--- Extracted data Enclosed Below ---

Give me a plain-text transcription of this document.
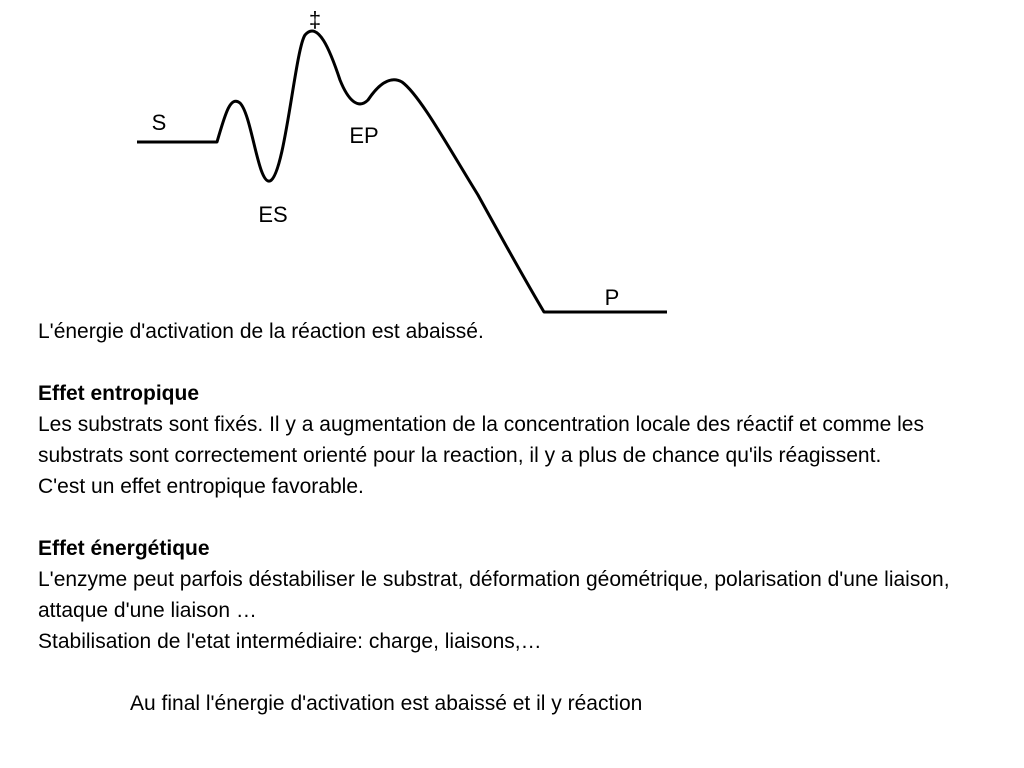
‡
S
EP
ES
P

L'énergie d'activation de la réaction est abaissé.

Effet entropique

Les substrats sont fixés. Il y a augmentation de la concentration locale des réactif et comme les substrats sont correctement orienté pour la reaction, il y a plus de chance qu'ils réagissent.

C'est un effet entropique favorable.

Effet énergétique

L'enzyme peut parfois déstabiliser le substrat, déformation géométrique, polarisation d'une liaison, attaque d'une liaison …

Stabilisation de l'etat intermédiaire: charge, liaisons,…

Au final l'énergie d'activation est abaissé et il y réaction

--- End of Enclosed Extracted data ---
--- Extracted data Enclosed Below ---

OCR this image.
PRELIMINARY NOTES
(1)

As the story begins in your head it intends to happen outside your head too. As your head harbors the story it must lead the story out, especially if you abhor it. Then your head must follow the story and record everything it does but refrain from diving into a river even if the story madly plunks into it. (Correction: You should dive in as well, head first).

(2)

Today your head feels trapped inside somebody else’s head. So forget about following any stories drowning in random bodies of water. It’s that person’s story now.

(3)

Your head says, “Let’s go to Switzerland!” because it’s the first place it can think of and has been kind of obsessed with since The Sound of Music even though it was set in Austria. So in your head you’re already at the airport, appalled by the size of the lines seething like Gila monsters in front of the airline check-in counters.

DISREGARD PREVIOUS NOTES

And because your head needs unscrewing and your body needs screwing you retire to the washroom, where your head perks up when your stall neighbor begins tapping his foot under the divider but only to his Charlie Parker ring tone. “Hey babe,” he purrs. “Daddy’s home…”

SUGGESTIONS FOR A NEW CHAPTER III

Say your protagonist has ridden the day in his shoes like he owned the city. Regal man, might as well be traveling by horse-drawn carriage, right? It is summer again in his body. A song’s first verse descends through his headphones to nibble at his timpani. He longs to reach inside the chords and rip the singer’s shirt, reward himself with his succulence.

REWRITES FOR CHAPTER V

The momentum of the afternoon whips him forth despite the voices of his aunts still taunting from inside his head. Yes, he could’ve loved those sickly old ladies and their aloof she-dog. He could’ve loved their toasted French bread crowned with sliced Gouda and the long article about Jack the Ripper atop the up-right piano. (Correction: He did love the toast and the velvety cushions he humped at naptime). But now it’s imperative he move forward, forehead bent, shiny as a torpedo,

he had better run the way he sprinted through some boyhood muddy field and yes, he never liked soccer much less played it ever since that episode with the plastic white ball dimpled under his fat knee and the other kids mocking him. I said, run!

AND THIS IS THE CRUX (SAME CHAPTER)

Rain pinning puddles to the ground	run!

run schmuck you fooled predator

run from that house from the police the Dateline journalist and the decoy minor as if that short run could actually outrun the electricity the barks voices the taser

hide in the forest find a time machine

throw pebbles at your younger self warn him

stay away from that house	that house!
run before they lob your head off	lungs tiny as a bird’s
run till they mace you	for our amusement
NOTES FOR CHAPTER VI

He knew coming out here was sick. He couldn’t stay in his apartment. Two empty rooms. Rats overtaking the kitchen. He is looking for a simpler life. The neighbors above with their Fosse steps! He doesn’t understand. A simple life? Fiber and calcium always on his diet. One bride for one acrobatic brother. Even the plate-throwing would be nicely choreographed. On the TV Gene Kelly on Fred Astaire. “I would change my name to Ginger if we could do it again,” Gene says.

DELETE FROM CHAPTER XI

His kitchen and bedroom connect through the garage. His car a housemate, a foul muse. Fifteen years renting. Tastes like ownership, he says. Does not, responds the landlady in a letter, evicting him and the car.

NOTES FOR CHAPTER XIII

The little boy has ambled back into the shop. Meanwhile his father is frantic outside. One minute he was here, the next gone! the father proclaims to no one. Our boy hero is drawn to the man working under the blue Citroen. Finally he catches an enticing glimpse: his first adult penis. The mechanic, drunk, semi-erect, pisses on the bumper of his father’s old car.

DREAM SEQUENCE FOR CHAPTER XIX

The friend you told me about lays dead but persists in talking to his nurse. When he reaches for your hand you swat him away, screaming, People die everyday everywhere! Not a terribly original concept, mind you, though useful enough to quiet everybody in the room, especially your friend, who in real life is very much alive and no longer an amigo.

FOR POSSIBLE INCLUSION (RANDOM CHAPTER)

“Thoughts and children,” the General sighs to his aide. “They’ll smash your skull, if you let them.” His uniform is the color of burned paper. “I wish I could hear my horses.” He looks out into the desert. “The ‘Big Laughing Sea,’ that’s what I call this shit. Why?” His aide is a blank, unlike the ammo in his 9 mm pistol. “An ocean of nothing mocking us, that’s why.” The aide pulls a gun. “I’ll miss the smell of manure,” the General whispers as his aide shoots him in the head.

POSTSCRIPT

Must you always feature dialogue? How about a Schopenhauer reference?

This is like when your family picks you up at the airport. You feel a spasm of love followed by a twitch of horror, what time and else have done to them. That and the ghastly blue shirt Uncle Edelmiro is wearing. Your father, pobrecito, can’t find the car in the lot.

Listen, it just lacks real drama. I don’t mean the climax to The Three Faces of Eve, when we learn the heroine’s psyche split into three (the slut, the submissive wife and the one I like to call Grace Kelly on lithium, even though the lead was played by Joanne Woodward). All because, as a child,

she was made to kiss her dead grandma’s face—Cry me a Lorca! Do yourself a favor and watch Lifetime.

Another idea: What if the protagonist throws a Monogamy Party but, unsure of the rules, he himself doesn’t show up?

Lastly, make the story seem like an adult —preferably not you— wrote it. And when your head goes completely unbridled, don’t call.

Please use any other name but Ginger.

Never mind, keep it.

--- End of Enclosed Extracted data ---

Scan the records for the word "CHAPTER" and copy every line where it is found.

SUGGESTIONS FOR A NEW CHAPTER III
REWRITES FOR CHAPTER V
AND THIS IS THE CRUX (SAME CHAPTER)
NOTES FOR CHAPTER VI
DELETE FROM CHAPTER XI
NOTES FOR CHAPTER XIII
DREAM SEQUENCE FOR CHAPTER XIX
FOR POSSIBLE INCLUSION (RANDOM CHAPTER)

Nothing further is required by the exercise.